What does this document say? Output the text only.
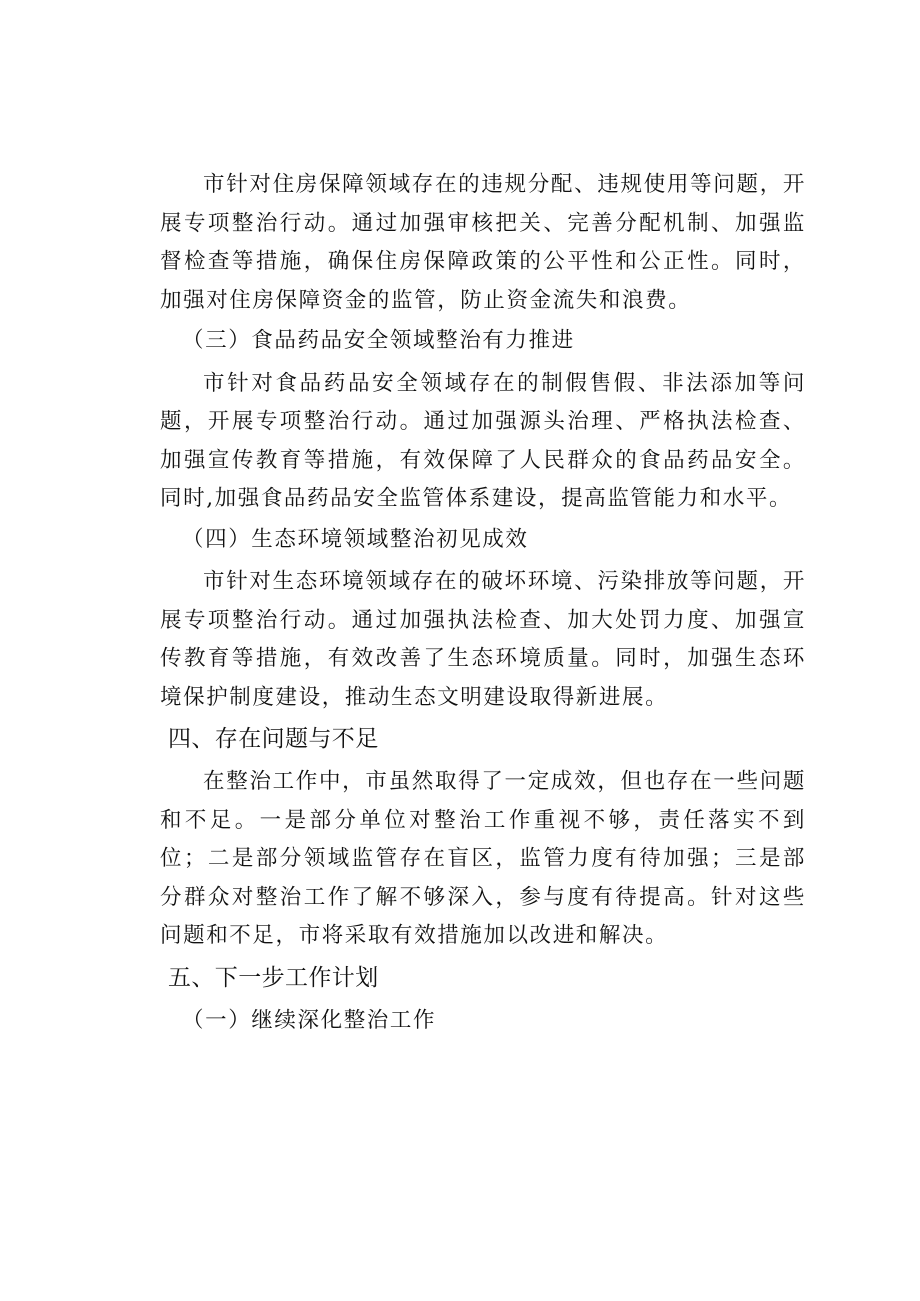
市针对住房保障领域存在的违规分配、违规使用等问题，开展专项整治行动。通过加强审核把关、完善分配机制、加强监督检查等措施，确保住房保障政策的公平性和公正性。同时，加强对住房保障资金的监管，防止资金流失和浪费。

（三）食品药品安全领域整治有力推进

市针对食品药品安全领域存在的制假售假、非法添加等问题，开展专项整治行动。通过加强源头治理、严格执法检查、加强宣传教育等措施，有效保障了人民群众的食品药品安全。同时,加强食品药品安全监管体系建设，提高监管能力和水平。

（四）生态环境领域整治初见成效

市针对生态环境领域存在的破坏环境、污染排放等问题，开展专项整治行动。通过加强执法检查、加大处罚力度、加强宣传教育等措施，有效改善了生态环境质量。同时，加强生态环境保护制度建设，推动生态文明建设取得新进展。

四、存在问题与不足

在整治工作中，市虽然取得了一定成效，但也存在一些问题和不足。一是部分单位对整治工作重视不够，责任落实不到位；二是部分领域监管存在盲区，监管力度有待加强；三是部分群众对整治工作了解不够深入，参与度有待提高。针对这些问题和不足，市将采取有效措施加以改进和解决。

五、下一步工作计划

（一）继续深化整治工作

Aim: Excluding the pictures, restate the records above word for word.

Response for this exercise:
What does this document say? Output the text only.
市针对住房保障领域存在的违规分配、违规使用等问题，开展专项整治行动。通过加强审核把关、完善分配机制、加强监督检查等措施，确保住房保障政策的公平性和公正性。同时，加强对住房保障资金的监管，防止资金流失和浪费。

（三）食品药品安全领域整治有力推进

市针对食品药品安全领域存在的制假售假、非法添加等问题，开展专项整治行动。通过加强源头治理、严格执法检查、加强宣传教育等措施，有效保障了人民群众的食品药品安全。同时,加强食品药品安全监管体系建设，提高监管能力和水平。

（四）生态环境领域整治初见成效

市针对生态环境领域存在的破坏环境、污染排放等问题，开展专项整治行动。通过加强执法检查、加大处罚力度、加强宣传教育等措施，有效改善了生态环境质量。同时，加强生态环境保护制度建设，推动生态文明建设取得新进展。

四、存在问题与不足

在整治工作中，市虽然取得了一定成效，但也存在一些问题和不足。一是部分单位对整治工作重视不够，责任落实不到位；二是部分领域监管存在盲区，监管力度有待加强；三是部分群众对整治工作了解不够深入，参与度有待提高。针对这些问题和不足，市将采取有效措施加以改进和解决。

五、下一步工作计划

（一）继续深化整治工作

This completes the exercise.